Set exercise — Pull every line that holds the word "ylabel" from the entries.

Raw data —
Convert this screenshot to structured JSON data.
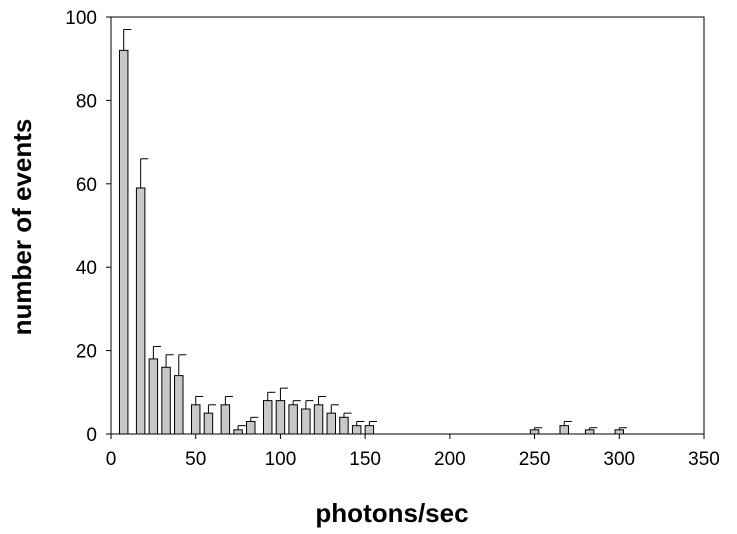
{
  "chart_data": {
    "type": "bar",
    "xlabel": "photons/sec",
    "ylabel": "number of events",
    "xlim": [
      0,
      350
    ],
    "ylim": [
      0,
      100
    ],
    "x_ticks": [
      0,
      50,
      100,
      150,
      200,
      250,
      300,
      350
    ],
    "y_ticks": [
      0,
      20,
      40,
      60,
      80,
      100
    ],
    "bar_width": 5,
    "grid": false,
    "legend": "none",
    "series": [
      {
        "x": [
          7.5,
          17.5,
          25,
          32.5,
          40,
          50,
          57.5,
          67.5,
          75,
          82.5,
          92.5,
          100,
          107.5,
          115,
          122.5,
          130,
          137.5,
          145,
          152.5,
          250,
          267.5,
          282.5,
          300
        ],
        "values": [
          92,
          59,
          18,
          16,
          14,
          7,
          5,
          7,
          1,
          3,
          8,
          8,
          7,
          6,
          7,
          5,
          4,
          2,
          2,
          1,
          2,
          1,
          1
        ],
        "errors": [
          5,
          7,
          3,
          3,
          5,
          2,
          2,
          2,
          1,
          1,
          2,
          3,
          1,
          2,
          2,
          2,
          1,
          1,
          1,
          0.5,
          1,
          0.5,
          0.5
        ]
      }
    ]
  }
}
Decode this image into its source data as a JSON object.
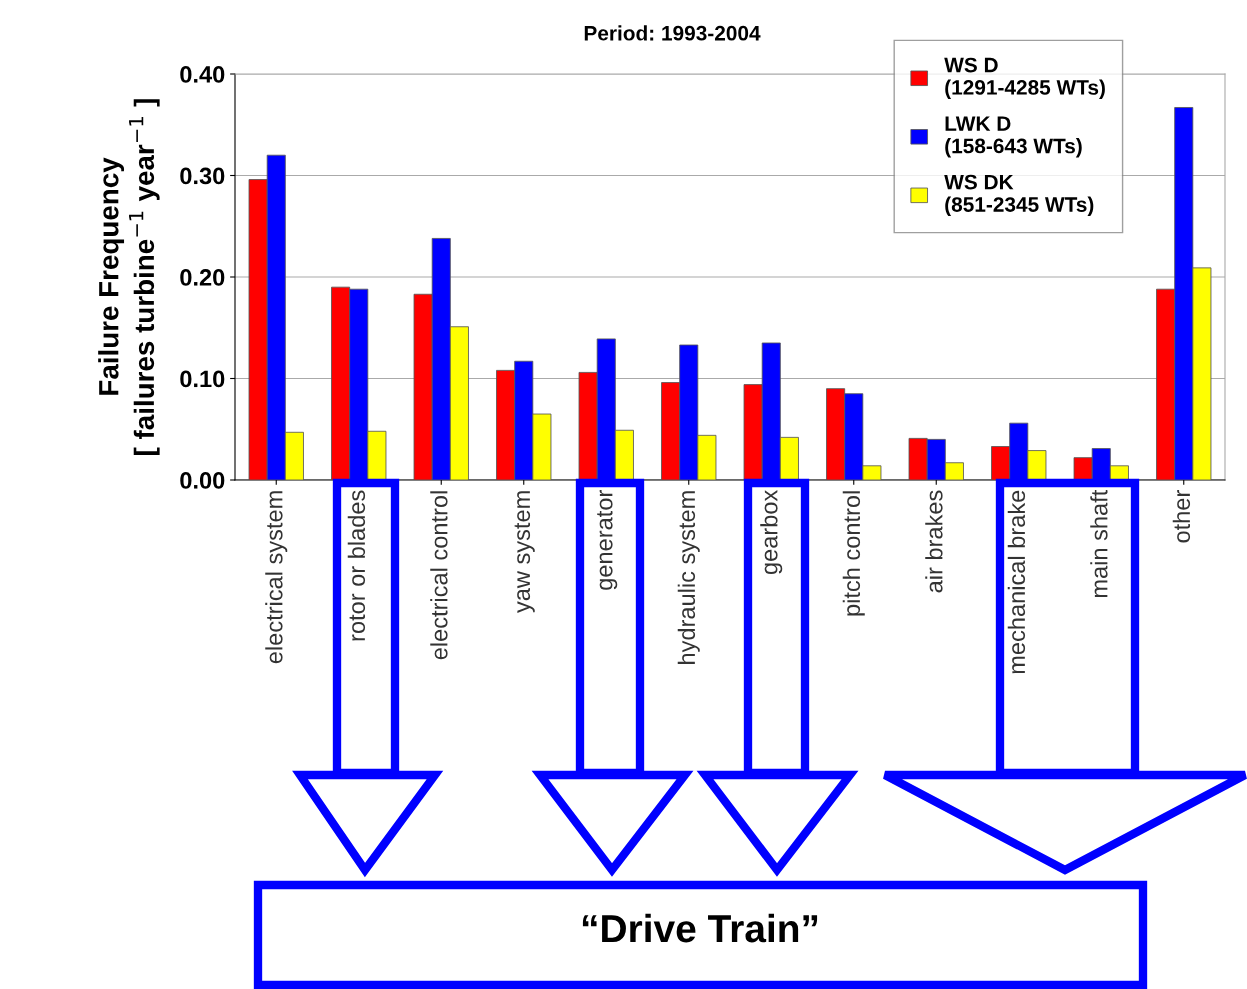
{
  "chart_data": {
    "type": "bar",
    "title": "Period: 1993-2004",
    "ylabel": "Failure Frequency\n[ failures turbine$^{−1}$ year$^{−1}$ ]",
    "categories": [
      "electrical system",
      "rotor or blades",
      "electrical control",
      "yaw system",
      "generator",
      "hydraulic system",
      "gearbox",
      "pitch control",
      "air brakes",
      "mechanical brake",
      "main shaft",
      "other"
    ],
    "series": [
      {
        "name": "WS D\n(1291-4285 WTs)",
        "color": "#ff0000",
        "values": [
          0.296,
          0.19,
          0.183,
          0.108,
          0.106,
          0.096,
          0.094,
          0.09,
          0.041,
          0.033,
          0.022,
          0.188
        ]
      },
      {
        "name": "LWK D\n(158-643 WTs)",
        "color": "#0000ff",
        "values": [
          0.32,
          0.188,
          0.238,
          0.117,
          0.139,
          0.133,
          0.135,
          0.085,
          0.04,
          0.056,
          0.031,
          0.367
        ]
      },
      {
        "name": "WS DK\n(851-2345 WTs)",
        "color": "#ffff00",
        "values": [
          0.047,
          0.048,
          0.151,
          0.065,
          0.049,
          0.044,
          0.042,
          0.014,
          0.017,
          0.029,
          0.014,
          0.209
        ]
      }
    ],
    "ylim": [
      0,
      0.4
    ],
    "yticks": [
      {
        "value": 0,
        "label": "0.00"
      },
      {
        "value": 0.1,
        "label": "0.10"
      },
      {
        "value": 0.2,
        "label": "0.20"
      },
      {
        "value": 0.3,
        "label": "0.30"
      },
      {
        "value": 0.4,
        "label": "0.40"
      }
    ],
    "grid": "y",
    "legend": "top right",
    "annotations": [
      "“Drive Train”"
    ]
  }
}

---

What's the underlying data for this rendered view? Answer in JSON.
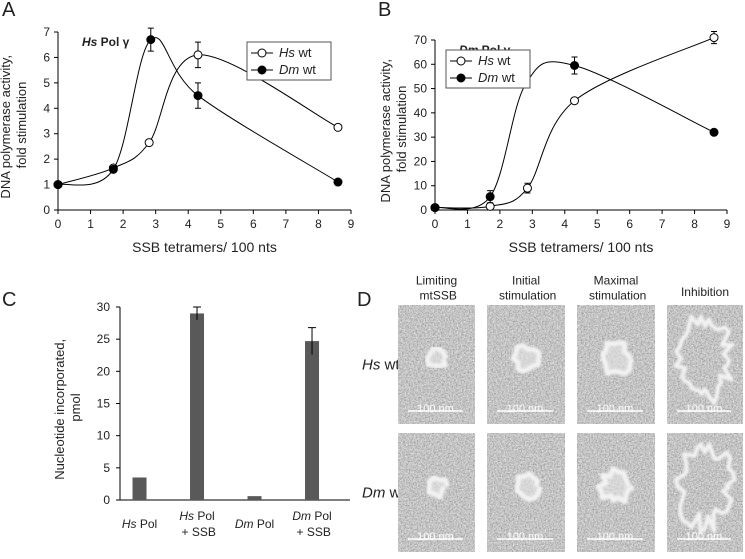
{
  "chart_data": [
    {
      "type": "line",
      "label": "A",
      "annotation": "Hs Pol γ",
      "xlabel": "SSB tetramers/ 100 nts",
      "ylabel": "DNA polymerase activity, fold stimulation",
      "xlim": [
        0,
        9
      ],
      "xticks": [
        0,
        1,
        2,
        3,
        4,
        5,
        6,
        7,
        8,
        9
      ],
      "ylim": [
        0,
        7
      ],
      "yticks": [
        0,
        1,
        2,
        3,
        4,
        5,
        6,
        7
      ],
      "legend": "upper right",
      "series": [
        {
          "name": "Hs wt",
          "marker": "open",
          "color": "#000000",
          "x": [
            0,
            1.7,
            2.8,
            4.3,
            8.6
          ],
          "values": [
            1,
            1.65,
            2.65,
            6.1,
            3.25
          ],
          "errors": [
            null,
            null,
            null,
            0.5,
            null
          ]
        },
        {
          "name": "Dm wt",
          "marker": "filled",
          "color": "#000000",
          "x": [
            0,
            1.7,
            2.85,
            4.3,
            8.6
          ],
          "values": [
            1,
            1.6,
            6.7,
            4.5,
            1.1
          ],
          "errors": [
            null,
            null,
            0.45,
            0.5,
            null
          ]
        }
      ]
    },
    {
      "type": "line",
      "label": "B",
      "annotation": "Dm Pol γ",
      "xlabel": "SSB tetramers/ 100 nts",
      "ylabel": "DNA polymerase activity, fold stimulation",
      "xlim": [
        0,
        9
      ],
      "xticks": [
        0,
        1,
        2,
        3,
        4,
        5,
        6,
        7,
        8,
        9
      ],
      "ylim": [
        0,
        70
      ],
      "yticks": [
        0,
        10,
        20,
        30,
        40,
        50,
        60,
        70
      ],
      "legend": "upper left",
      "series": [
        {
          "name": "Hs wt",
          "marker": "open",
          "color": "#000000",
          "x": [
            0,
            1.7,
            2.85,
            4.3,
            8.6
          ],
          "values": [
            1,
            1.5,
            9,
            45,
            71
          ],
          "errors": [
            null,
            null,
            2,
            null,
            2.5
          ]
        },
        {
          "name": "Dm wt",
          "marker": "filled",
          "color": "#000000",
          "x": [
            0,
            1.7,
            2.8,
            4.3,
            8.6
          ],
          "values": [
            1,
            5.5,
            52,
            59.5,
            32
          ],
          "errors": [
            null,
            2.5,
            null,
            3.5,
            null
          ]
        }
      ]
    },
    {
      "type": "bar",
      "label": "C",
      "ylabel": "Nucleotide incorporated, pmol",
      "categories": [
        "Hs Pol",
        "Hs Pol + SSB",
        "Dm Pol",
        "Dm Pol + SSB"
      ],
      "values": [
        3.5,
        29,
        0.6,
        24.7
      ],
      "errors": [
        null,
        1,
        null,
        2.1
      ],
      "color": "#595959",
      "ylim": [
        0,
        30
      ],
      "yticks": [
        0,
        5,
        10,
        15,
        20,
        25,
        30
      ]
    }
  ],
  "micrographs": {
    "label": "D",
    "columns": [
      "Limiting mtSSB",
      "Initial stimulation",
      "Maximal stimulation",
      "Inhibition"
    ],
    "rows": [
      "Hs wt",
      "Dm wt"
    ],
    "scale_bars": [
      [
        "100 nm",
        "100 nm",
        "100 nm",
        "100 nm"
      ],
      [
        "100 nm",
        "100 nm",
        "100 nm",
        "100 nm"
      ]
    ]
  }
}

Exercise answer —
    "ylabel": "number of events",
    "ylabel": "Failure Frequency\n[ failures turbine$^{−1}$ year$^{−1}$ ]",
      "ylabel": "DNA polymerase activity, fold stimulation",
      "ylabel": "DNA polymerase activity, fold stimulation",
      "ylabel": "Nucleotide incorporated, pmol",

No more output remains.